Dataset.
————
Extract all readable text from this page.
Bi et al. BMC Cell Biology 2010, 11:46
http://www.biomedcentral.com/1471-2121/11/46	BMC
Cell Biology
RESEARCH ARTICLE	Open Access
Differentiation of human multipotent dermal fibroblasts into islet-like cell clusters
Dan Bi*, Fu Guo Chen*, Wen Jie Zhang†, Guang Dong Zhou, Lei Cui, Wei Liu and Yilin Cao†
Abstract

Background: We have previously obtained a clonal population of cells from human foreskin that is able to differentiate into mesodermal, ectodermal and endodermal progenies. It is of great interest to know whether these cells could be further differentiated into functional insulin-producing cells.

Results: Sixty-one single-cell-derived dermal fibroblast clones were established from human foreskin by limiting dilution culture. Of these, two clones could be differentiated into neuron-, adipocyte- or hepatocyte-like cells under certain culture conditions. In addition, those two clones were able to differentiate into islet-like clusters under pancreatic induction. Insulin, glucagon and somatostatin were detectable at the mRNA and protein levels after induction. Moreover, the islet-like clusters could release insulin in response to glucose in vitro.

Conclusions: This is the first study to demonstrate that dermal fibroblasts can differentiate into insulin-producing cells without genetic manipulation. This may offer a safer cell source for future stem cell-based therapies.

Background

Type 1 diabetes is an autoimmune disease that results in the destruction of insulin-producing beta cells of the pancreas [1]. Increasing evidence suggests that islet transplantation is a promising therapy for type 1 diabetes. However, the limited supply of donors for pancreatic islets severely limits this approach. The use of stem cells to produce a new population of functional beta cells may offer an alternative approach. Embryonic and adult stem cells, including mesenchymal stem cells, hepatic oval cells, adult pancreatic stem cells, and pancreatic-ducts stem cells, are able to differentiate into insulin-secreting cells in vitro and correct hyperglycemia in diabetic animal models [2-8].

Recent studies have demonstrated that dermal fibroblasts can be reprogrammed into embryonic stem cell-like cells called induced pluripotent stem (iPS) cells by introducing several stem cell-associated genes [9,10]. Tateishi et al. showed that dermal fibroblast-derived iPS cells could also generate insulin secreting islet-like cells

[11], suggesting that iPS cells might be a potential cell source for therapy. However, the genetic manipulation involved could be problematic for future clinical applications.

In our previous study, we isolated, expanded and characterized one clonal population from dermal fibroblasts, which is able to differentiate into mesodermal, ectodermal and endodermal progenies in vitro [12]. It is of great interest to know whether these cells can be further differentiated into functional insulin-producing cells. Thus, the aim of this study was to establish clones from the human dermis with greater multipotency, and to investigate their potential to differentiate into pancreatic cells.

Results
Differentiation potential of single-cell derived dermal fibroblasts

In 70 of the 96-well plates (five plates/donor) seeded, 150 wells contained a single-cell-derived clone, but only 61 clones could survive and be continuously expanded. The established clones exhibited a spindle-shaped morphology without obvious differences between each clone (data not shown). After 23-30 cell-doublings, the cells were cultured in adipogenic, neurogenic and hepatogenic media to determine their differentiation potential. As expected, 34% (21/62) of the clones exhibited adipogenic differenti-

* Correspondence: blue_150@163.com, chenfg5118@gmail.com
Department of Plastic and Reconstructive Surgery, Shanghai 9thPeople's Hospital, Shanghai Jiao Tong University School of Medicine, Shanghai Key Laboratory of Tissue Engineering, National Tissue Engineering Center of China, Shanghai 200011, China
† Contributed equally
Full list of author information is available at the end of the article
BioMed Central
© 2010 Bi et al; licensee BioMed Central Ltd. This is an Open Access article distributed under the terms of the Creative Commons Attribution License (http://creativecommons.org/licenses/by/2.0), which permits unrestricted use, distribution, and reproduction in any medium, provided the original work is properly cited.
————
Exercise requirements. From the entries above, extract every line where the word "Access" appears.

Worked solution.
RESEARCH ARTICLE	Open Access
© 2010 Bi et al; licensee BioMed Central Ltd. This is an Open Access article distributed under the terms of the Creative Commons Attribution License (http://creativecommons.org/licenses/by/2.0), which permits unrestricted use, distribution, and reproduction in any medium, provided the original work is properly cited.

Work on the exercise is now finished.